EXERCISE DETAILS: Search the listing below for "Importance". Copy each matching line.

[Start DATA SHOWN]

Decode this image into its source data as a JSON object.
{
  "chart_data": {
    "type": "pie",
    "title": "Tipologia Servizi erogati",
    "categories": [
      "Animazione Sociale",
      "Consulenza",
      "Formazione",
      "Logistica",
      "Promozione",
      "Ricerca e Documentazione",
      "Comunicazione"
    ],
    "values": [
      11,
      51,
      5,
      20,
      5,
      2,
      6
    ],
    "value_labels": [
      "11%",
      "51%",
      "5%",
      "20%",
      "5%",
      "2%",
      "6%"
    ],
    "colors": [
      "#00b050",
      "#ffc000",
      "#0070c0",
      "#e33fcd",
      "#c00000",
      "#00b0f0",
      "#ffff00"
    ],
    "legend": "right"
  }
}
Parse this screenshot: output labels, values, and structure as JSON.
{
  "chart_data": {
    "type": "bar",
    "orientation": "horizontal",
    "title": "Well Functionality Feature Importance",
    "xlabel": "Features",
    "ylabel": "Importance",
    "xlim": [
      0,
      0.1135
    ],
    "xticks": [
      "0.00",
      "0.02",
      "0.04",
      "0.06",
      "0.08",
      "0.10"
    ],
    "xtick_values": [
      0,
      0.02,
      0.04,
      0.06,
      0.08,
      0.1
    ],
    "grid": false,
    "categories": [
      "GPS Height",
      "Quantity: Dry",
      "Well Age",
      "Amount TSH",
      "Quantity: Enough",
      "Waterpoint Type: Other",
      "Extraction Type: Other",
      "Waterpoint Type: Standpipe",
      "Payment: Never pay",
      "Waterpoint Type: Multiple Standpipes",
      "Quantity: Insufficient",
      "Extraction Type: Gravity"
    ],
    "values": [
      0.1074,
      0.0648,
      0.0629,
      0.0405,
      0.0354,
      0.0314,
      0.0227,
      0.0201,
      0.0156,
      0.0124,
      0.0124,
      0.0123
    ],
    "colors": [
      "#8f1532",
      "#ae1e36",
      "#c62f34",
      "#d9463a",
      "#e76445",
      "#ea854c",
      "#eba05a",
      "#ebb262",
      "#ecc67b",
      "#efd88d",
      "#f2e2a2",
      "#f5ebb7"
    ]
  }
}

[End DATA SHOWN]

RESULT:
    "title": "Well Functionality Feature Importance",
    "ylabel": "Importance",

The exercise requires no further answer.